— Start of Supplied data —
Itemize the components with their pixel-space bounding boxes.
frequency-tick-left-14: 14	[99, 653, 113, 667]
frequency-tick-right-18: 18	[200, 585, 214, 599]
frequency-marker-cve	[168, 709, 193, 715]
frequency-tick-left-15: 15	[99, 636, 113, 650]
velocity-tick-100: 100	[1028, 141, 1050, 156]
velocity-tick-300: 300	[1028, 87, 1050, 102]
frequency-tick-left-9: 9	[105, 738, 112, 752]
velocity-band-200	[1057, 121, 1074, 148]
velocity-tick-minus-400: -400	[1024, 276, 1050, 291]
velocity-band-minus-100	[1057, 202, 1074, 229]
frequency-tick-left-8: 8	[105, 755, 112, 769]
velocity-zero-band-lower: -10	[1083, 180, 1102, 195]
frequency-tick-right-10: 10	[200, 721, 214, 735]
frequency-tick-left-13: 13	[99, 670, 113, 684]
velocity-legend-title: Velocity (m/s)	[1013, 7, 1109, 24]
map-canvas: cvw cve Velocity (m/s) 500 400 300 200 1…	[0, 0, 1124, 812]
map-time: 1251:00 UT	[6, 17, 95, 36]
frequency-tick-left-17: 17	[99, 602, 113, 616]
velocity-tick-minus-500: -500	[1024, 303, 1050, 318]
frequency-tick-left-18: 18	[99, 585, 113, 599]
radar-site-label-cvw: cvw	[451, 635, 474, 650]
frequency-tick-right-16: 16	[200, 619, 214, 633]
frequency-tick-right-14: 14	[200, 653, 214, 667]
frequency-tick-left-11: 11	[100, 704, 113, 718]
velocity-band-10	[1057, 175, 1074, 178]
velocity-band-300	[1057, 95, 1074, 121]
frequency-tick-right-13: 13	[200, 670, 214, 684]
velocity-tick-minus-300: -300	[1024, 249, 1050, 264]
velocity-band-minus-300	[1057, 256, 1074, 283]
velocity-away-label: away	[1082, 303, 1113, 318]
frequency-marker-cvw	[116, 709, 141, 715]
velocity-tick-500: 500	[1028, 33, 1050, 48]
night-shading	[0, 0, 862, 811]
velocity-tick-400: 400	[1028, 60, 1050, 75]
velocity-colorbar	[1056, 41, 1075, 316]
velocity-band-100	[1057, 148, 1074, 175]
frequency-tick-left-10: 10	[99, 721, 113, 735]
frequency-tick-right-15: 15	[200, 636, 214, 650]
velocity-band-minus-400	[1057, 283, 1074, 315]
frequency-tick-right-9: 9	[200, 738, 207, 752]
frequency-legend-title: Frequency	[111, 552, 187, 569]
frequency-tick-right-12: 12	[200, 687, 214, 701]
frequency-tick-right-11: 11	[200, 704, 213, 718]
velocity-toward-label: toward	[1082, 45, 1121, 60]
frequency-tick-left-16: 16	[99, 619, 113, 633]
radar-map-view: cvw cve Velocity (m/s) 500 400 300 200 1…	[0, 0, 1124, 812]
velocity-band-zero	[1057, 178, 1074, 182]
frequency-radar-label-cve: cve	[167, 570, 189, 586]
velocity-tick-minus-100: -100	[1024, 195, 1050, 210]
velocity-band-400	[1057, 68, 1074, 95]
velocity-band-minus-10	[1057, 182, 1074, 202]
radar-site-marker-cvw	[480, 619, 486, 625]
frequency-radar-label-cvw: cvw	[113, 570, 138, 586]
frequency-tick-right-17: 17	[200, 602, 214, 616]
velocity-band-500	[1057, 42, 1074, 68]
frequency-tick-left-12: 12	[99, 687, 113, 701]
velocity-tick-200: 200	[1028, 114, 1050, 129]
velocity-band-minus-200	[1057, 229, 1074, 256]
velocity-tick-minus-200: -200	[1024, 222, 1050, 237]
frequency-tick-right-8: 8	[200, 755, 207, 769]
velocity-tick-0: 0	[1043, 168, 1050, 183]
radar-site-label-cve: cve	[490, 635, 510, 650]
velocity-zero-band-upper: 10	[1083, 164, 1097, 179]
— End of Supplied data —
— Start of Supplied data —
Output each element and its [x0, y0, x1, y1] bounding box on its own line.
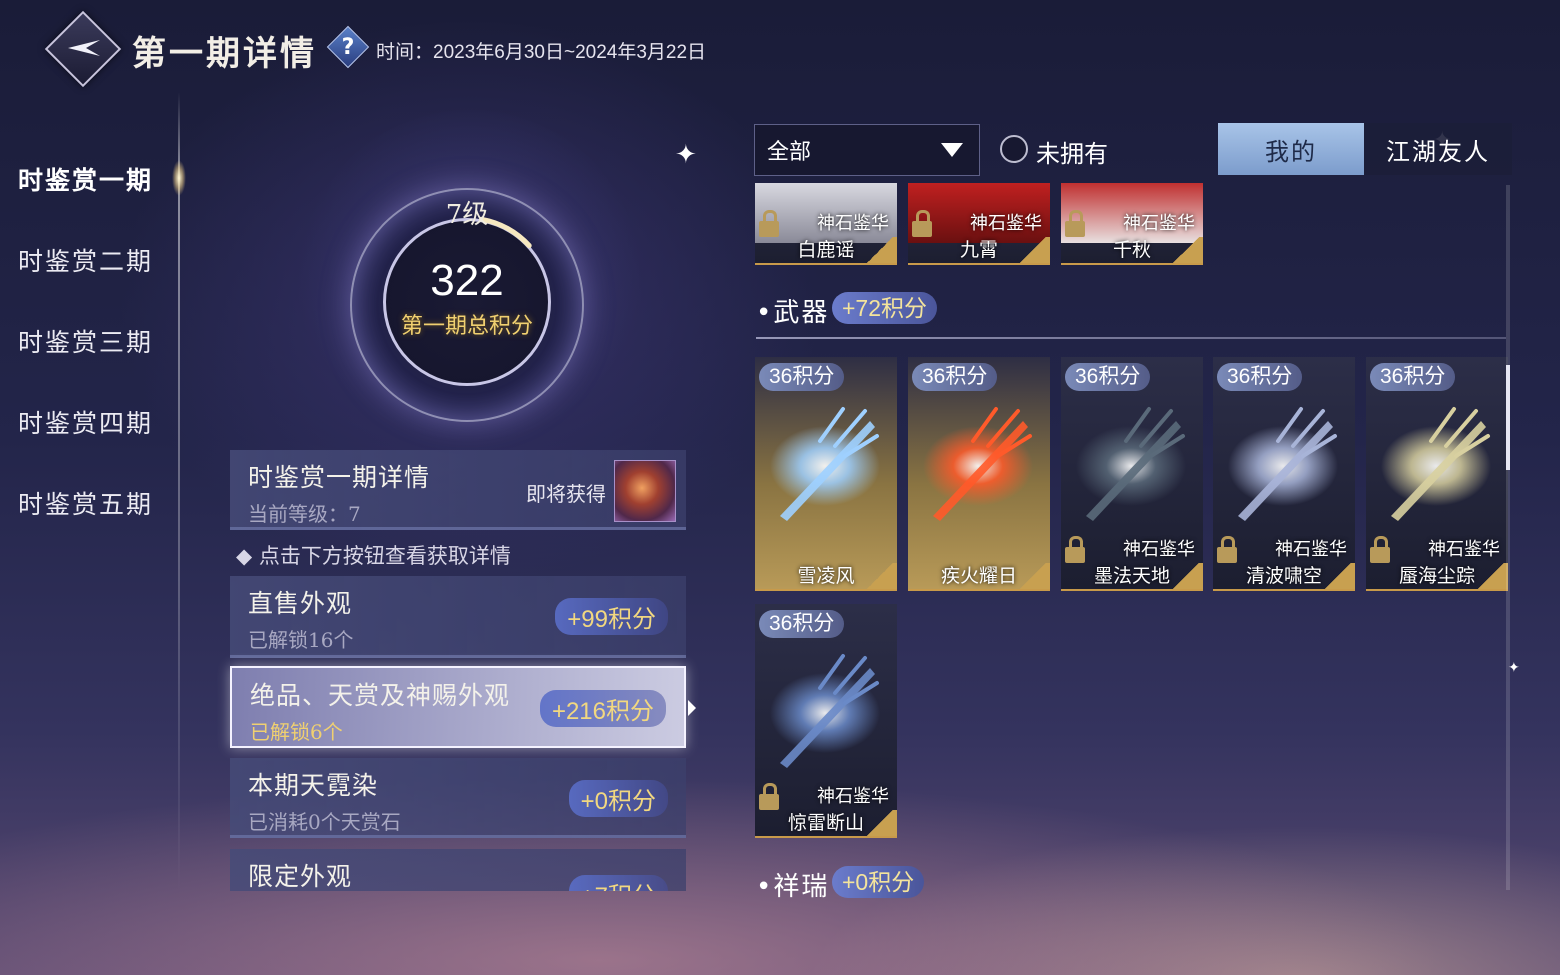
— End of Supplied data —
◆ Exercise brief ◆
Put the entries from the line containing "Itemize the components" through the line containing "41, 1075, 316]", both included, into a Markdown table with the columns Row and Line. Number each row and leave out blank lines.

◆ Task answer ◆
| Row | Line |
|---|---|
| 1 | Itemize the components with their pixel-space bounding boxes. |
| 2 | frequency-tick-left-14: 14	[99, 653, 113, 667] |
| 3 | frequency-tick-right-18: 18	[200, 585, 214, 599] |
| 4 | frequency-marker-cve	[168, 709, 193, 715] |
| 5 | frequency-tick-left-15: 15	[99, 636, 113, 650] |
| 6 | velocity-tick-100: 100	[1028, 141, 1050, 156] |
| 7 | velocity-tick-300: 300	[1028, 87, 1050, 102] |
| 8 | frequency-tick-left-9: 9	[105, 738, 112, 752] |
| 9 | velocity-band-200	[1057, 121, 1074, 148] |
| 10 | velocity-tick-minus-400: -400	[1024, 276, 1050, 291] |
| 11 | velocity-band-minus-100	[1057, 202, 1074, 229] |
| 12 | frequency-tick-left-8: 8	[105, 755, 112, 769] |
| 13 | velocity-zero-band-lower: -10	[1083, 180, 1102, 195] |
| 14 | frequency-tick-right-10: 10	[200, 721, 214, 735] |
| 15 | frequency-tick-left-13: 13	[99, 670, 113, 684] |
| 16 | velocity-legend-title: Velocity (m/s)	[1013, 7, 1109, 24] |
| 17 | map-canvas: cvw cve Velocity (m/s) 500 400 300 200 1…	[0, 0, 1124, 812] |
| 18 | map-time: 1251:00 UT	[6, 17, 95, 36] |
| 19 | frequency-tick-left-17: 17	[99, 602, 113, 616] |
| 20 | velocity-tick-minus-500: -500	[1024, 303, 1050, 318] |
| 21 | frequency-tick-left-18: 18	[99, 585, 113, 599] |
| 22 | radar-site-label-cvw: cvw	[451, 635, 474, 650] |
| 23 | frequency-tick-right-16: 16	[200, 619, 214, 633] |
| 24 | frequency-tick-right-14: 14	[200, 653, 214, 667] |
| 25 | frequency-tick-left-11: 11	[100, 704, 113, 718] |
| 26 | velocity-band-10	[1057, 175, 1074, 178] |
| 27 | velocity-band-300	[1057, 95, 1074, 121] |
| 28 | frequency-tick-right-13: 13	[200, 670, 214, 684] |
| 29 | velocity-tick-minus-300: -300	[1024, 249, 1050, 264] |
| 30 | velocity-band-minus-300	[1057, 256, 1074, 283] |
| 31 | velocity-away-label: away	[1082, 303, 1113, 318] |
| 32 | frequency-marker-cvw	[116, 709, 141, 715] |
| 33 | velocity-tick-500: 500	[1028, 33, 1050, 48] |
| 34 | night-shading	[0, 0, 862, 811] |
| 35 | velocity-tick-400: 400	[1028, 60, 1050, 75] |
| 36 | velocity-colorbar	[1056, 41, 1075, 316] |